Transcreva sem alterações o trecho do texto sobre a cobertura de tragédias pela imprensa, começando nas palavras "Mais de 12 mil" e parando logo depois de "interessaria a ninguém.".

Texto para leitura:
=-=-=-=-=

TRAGÉDIA DÁ AUDIÊNCIA

Fátima Irene Pinto


Quando houve o acidente com o avião da GOL, foram 30 dias ou mais de intensa cobertura por parte da imprensa. No caso Isabela ídem, e no caso Eloá não tem sido diferente.
Mais de 12 mil pessoas estiveram presentes no funeral da jovem em Santo André.
A gente passa de um canal para outro mas o tema é o mesmo, repetido, vasculhado, dramatizado, detalhado, pormenorizado, exagerado, apelativo, manipulador dos sentimentos do público. Será que apenas eu vejo desta forma?
 
Não sou jornalista e portanto não os censuro. Eles têm que produzir para garantir o pão de cada dia. Arriscam-se muitas vezes ficando bem no olho do "furacão", afinal as tragédias dão audiência. Mas na maioria das vezes a "pedra" é colocada bem em frente ao nariz, quando o correto seria permanecer a meia distância e porque não dizer, no chão, mas isto seria uma visão muito filosófica e transcedental. Não interessaria a ninguém.

=-=-=-=-=

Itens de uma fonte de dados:
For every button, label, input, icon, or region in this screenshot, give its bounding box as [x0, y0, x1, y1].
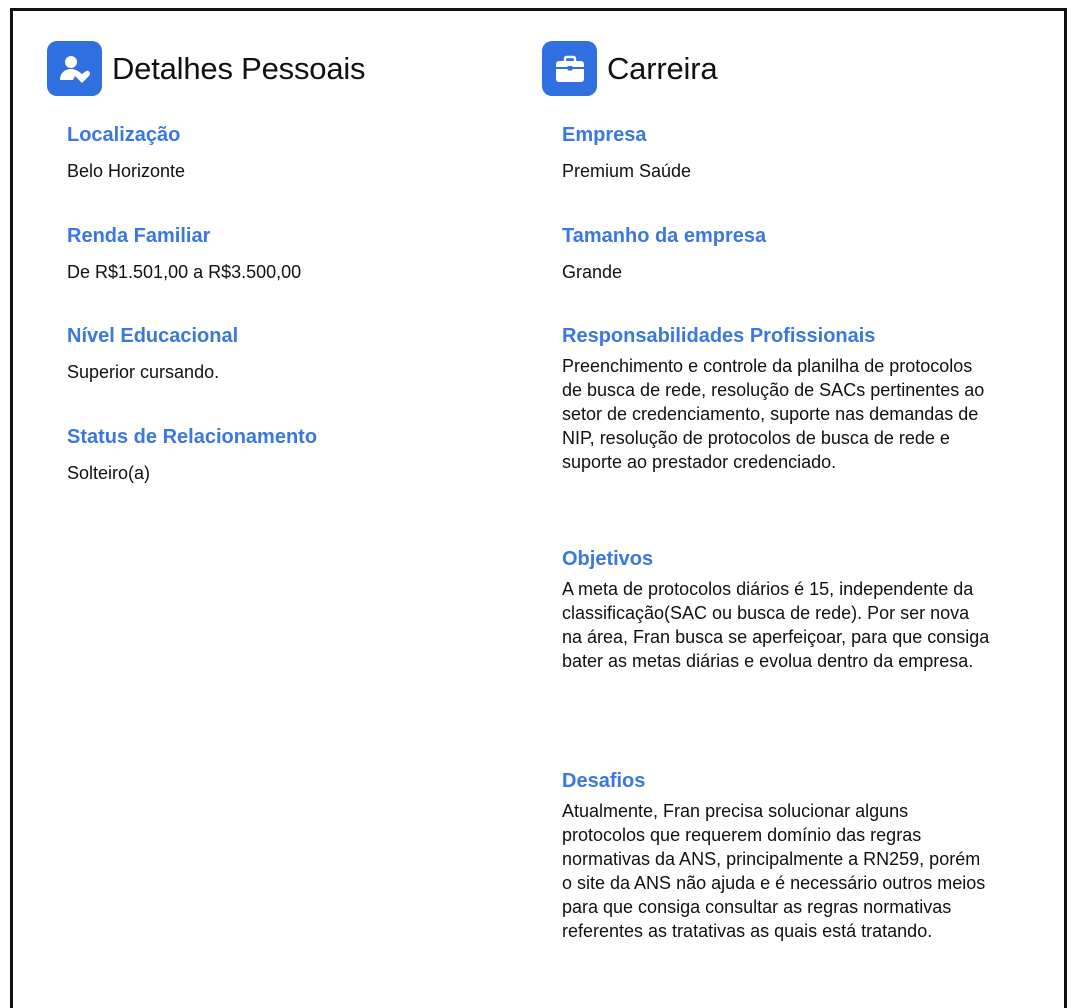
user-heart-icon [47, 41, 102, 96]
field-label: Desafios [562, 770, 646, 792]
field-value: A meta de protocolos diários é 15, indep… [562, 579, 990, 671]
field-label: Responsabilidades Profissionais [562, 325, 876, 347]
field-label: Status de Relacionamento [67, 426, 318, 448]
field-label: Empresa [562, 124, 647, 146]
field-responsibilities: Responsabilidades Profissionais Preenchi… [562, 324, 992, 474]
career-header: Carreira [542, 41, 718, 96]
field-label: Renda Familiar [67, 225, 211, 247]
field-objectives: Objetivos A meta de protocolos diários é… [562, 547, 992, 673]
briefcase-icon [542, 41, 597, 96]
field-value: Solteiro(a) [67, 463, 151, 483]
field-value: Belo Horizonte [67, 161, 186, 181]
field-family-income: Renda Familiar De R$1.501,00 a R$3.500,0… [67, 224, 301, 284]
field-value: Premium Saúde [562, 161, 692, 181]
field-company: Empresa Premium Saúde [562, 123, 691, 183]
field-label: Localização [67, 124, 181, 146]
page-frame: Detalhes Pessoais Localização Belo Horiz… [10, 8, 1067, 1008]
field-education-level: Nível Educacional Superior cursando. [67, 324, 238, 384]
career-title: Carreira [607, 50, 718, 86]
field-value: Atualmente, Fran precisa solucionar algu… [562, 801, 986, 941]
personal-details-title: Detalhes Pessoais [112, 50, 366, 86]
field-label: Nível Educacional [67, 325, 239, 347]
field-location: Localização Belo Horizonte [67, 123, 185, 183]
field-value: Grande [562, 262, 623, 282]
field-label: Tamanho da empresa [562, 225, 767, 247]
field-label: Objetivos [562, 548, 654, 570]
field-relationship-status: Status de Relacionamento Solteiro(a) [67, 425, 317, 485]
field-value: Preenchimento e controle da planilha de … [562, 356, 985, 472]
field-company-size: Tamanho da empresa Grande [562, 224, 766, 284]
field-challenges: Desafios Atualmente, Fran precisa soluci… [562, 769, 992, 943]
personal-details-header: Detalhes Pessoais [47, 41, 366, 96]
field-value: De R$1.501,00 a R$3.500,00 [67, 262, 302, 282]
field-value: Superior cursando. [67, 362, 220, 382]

=-=-=-=-=

Resposta abaixo:
Mais de 12 mil pessoas estiveram presentes no funeral da jovem em Santo André.
A gente passa de um canal para outro mas o tema é o mesmo, repetido, vasculhado, dramatizado, detalhado, pormenorizado, exagerado, apelativo, manipulador dos sentimentos do público. Será que apenas eu vejo desta forma?
 
Não sou jornalista e portanto não os censuro. Eles têm que produzir para garantir o pão de cada dia. Arriscam-se muitas vezes ficando bem no olho do "furacão", afinal as tragédias dão audiência. Mas na maioria das vezes a "pedra" é colocada bem em frente ao nariz, quando o correto seria permanecer a meia distância e porque não dizer, no chão, mas isto seria uma visão muito filosófica e transcedental. Não interessaria a ninguém.